> **Exercise aim**: Repeat the whole listing exactly.

> **Recorded data**:
━━━━━━━━━━━━━━━━

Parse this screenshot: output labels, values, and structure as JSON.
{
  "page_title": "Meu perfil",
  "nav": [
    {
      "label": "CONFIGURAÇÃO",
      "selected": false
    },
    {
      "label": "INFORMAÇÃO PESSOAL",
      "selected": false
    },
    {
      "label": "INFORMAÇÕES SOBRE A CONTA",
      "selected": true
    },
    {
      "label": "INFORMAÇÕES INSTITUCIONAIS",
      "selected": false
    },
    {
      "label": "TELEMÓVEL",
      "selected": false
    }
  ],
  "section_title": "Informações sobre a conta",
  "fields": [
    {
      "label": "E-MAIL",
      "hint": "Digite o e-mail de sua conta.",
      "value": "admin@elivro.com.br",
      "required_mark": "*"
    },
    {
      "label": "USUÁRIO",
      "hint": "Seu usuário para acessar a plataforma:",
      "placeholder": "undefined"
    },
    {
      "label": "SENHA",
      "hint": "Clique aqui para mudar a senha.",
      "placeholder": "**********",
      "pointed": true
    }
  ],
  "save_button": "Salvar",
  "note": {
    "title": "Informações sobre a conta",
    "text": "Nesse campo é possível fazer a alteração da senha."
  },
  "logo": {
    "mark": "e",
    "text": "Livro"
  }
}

━━━━━━━━━━━━━━━━

> **Solution to the exercise**:
Parse this screenshot: output labels, values, and structure as JSON.
{
  "page_title": "Meu perfil",
  "nav": [
    {
      "label": "CONFIGURAÇÃO",
      "selected": false
    },
    {
      "label": "INFORMAÇÃO PESSOAL",
      "selected": false
    },
    {
      "label": "INFORMAÇÕES SOBRE A CONTA",
      "selected": true
    },
    {
      "label": "INFORMAÇÕES INSTITUCIONAIS",
      "selected": false
    },
    {
      "label": "TELEMÓVEL",
      "selected": false
    }
  ],
  "section_title": "Informações sobre a conta",
  "fields": [
    {
      "label": "E-MAIL",
      "hint": "Digite o e-mail de sua conta.",
      "value": "admin@elivro.com.br",
      "required_mark": "*"
    },
    {
      "label": "USUÁRIO",
      "hint": "Seu usuário para acessar a plataforma:",
      "placeholder": "undefined"
    },
    {
      "label": "SENHA",
      "hint": "Clique aqui para mudar a senha.",
      "placeholder": "**********",
      "pointed": true
    }
  ],
  "save_button": "Salvar",
  "note": {
    "title": "Informações sobre a conta",
    "text": "Nesse campo é possível fazer a alteração da senha."
  },
  "logo": {
    "mark": "e",
    "text": "Livro"
  }
}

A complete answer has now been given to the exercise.